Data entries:
======
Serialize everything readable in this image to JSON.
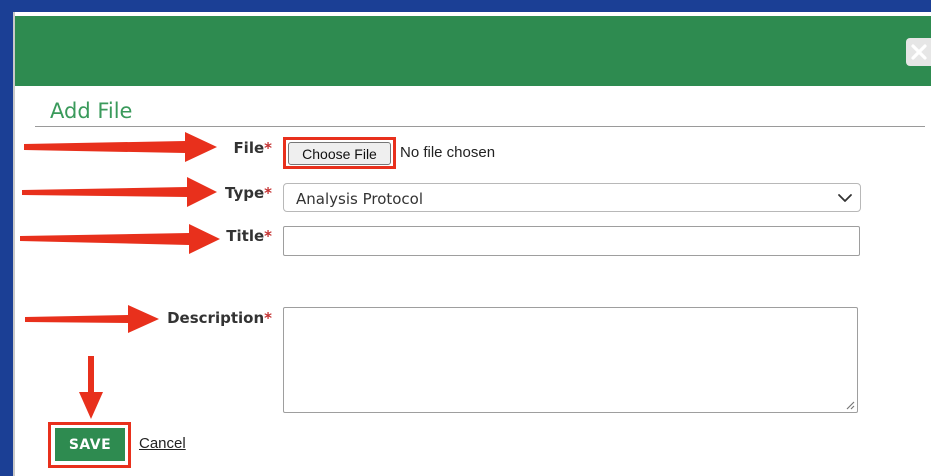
{
  "dialog": {
    "title": "Add File",
    "close_icon": "close-icon",
    "colors": {
      "header": "#2e8b50",
      "title": "#3a9a5b",
      "required": "#c43030",
      "highlight": "#e8301c",
      "frame": "#1b3f95"
    }
  },
  "form": {
    "file": {
      "label": "File",
      "required_mark": "*",
      "button_label": "Choose File",
      "status_text": "No file chosen"
    },
    "type": {
      "label": "Type",
      "required_mark": "*",
      "selected_value": "Analysis Protocol",
      "icon": "chevron-down-icon"
    },
    "title": {
      "label": "Title",
      "required_mark": "*",
      "value": ""
    },
    "description": {
      "label": "Description",
      "required_mark": "*",
      "value": ""
    }
  },
  "actions": {
    "save_label": "SAVE",
    "cancel_label": "Cancel"
  }
}
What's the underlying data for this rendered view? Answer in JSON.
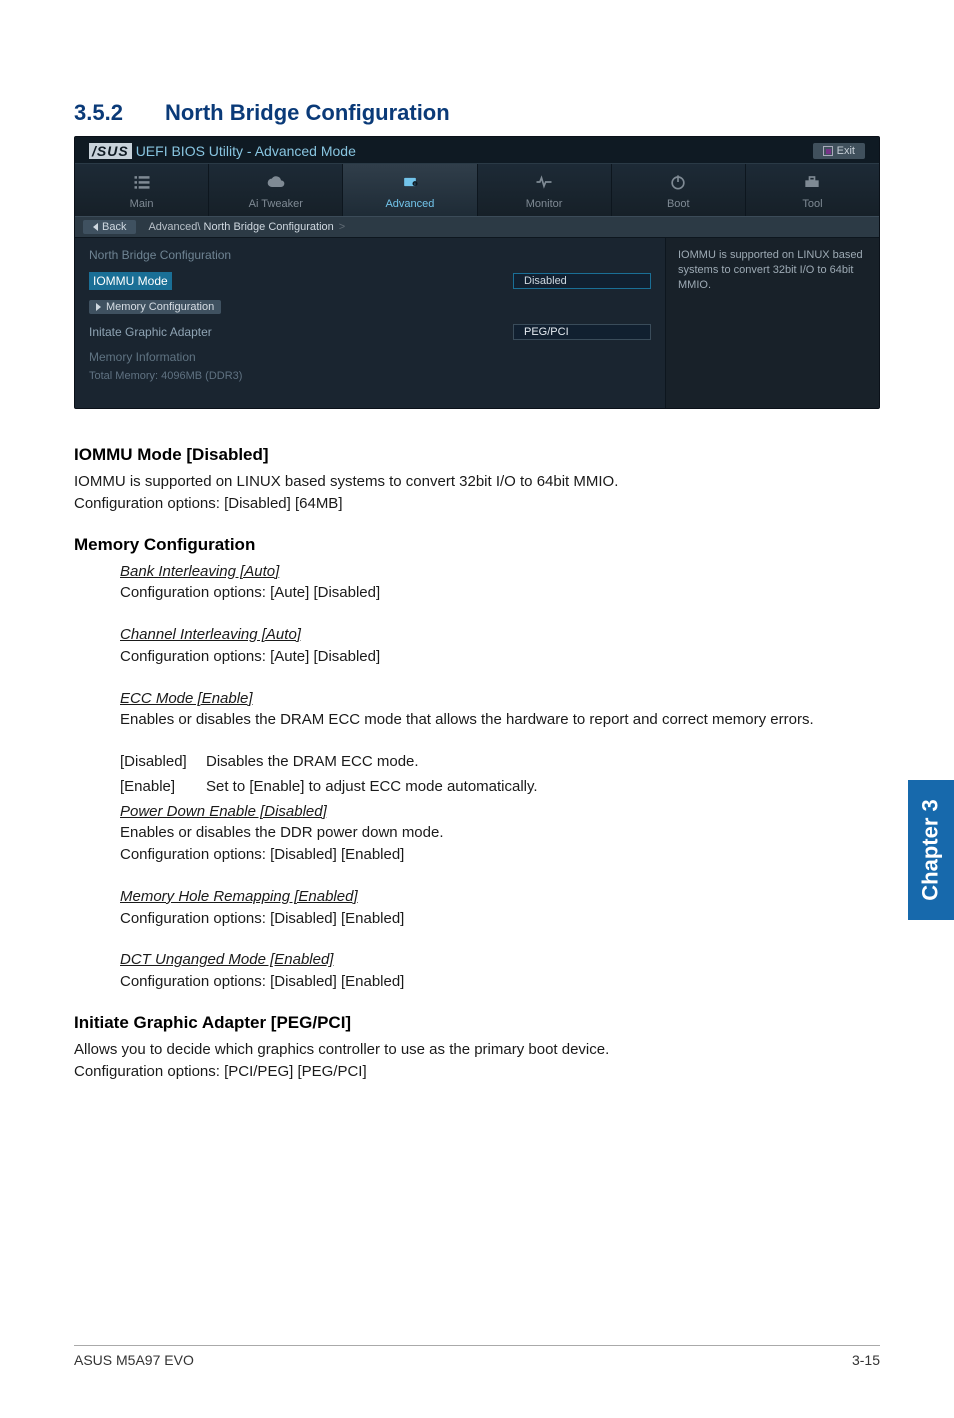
{
  "section": {
    "number": "3.5.2",
    "title": "North Bridge Configuration"
  },
  "bios": {
    "brand_prefix": "/SUS",
    "window_title": "UEFI BIOS Utility - Advanced Mode",
    "exit_label": "Exit",
    "tabs": {
      "main": "Main",
      "tweaker": "Ai Tweaker",
      "advanced": "Advanced",
      "monitor": "Monitor",
      "boot": "Boot",
      "tool": "Tool"
    },
    "breadcrumb": {
      "back": "Back",
      "path1": "Advanced\\",
      "path2": "North Bridge Configuration",
      "sep": ">"
    },
    "panel_title": "North Bridge Configuration",
    "iommu_label": "IOMMU Mode",
    "iommu_value": "Disabled",
    "memory_config": "Memory Configuration",
    "initiate": "Initate Graphic Adapter",
    "initiate_value": "PEG/PCI",
    "mem_info": "Memory Information",
    "total": "Total Memory: 4096MB (DDR3)",
    "help": "IOMMU is supported on LINUX based systems to convert 32bit I/O to 64bit MMIO."
  },
  "iommu": {
    "heading": "IOMMU Mode [Disabled]",
    "line1": "IOMMU is supported on LINUX based systems to convert 32bit I/O to 64bit MMIO.",
    "line2": "Configuration options: [Disabled] [64MB]"
  },
  "memconf": {
    "heading": "Memory Configuration",
    "bank_t": "Bank Interleaving [Auto]",
    "bank_b": "Configuration options: [Aute] [Disabled]",
    "chan_t": "Channel Interleaving [Auto]",
    "chan_b": "Configuration options: [Aute] [Disabled]",
    "ecc_t": "ECC Mode [Enable]",
    "ecc_b": "Enables or disables the DRAM ECC mode that allows the hardware to report and correct memory errors.",
    "opt1_k": "[Disabled]",
    "opt1_v": "Disables the DRAM ECC mode.",
    "opt2_k": "[Enable]",
    "opt2_v": "Set to [Enable] to adjust ECC mode automatically.",
    "pd_t": "Power Down Enable [Disabled]",
    "pd_b1": "Enables or disables the DDR power down mode.",
    "pd_b2": "Configuration options: [Disabled] [Enabled]",
    "hole_t": "Memory Hole Remapping [Enabled]",
    "hole_b": "Configuration options: [Disabled] [Enabled]",
    "dct_t": "DCT Unganged Mode [Enabled]",
    "dct_b": "Configuration options: [Disabled] [Enabled]"
  },
  "initiate": {
    "heading": "Initiate Graphic Adapter [PEG/PCI]",
    "line1": "Allows you to decide which graphics controller to use as the primary boot device.",
    "line2": "Configuration options: [PCI/PEG] [PEG/PCI]"
  },
  "chapter": "Chapter 3",
  "footer": {
    "left": "ASUS M5A97 EVO",
    "right": "3-15"
  }
}
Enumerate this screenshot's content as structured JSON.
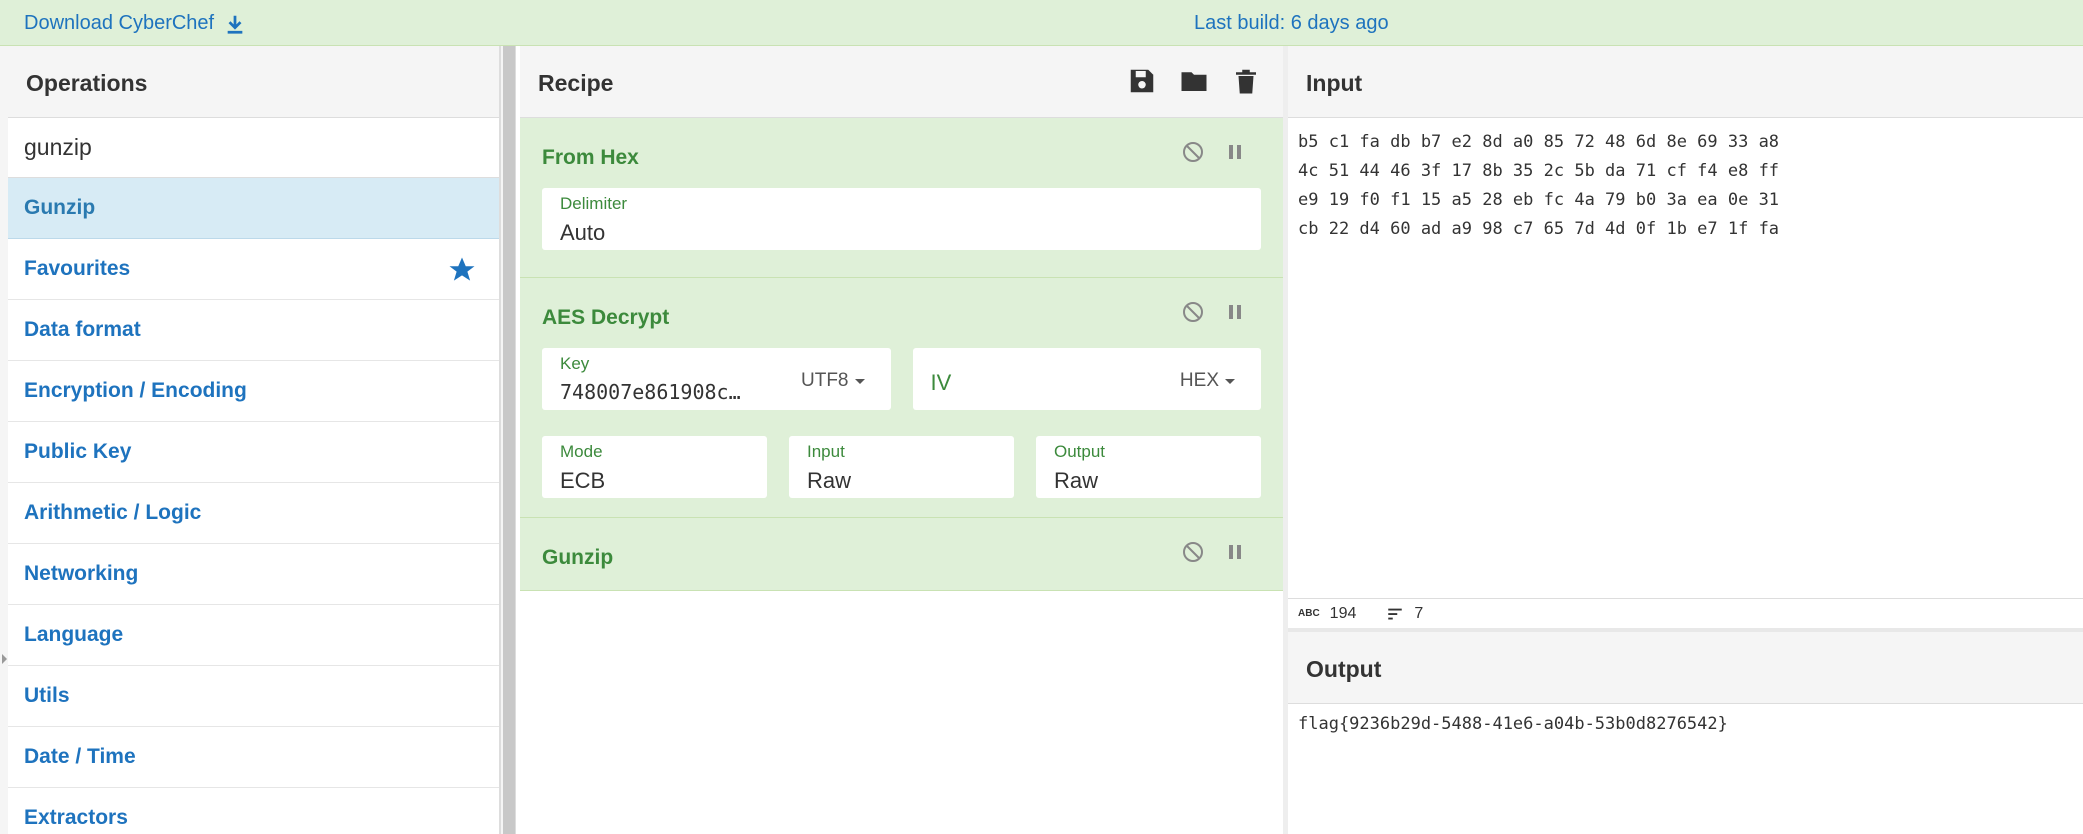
{
  "banner": {
    "download_label": "Download CyberChef",
    "build_label": "Last build: 6 days ago"
  },
  "operations": {
    "title": "Operations",
    "search_value": "gunzip",
    "items": [
      {
        "label": "Gunzip"
      },
      {
        "label": "Favourites"
      },
      {
        "label": "Data format"
      },
      {
        "label": "Encryption / Encoding"
      },
      {
        "label": "Public Key"
      },
      {
        "label": "Arithmetic / Logic"
      },
      {
        "label": "Networking"
      },
      {
        "label": "Language"
      },
      {
        "label": "Utils"
      },
      {
        "label": "Date / Time"
      },
      {
        "label": "Extractors"
      }
    ]
  },
  "recipe": {
    "title": "Recipe",
    "ops": [
      {
        "name": "From Hex",
        "delimiter_label": "Delimiter",
        "delimiter_value": "Auto"
      },
      {
        "name": "AES Decrypt",
        "key_label": "Key",
        "key_value": "748007e861908c…",
        "key_format": "UTF8",
        "iv_placeholder": "IV",
        "iv_format": "HEX",
        "mode_label": "Mode",
        "mode_value": "ECB",
        "input_label": "Input",
        "input_value": "Raw",
        "output_label": "Output",
        "output_value": "Raw"
      },
      {
        "name": "Gunzip"
      }
    ]
  },
  "input": {
    "title": "Input",
    "lines": [
      "b5 c1 fa db b7 e2 8d a0 85 72 48 6d 8e 69 33 a8",
      "4c 51 44 46 3f 17 8b 35 2c 5b da 71 cf f4 e8 ff",
      "e9 19 f0 f1 15 a5 28 eb fc 4a 79 b0 3a ea 0e 31",
      "cb 22 d4 60 ad a9 98 c7 65 7d 4d 0f 1b e7 1f fa"
    ],
    "length": "194",
    "lines_count": "7"
  },
  "output": {
    "title": "Output",
    "text": "flag{9236b29d-5488-41e6-a04b-53b0d8276542}"
  },
  "colors": {
    "banner_bg": "#dff0d8",
    "link": "#1e73be",
    "op_bg": "#dff0d8",
    "op_text": "#3c8a3c",
    "selected_bg": "#d7ebf5"
  }
}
======
Task prompt – Count every line of the records that holds "MMIO". State the number, nothing else.

Written response – 2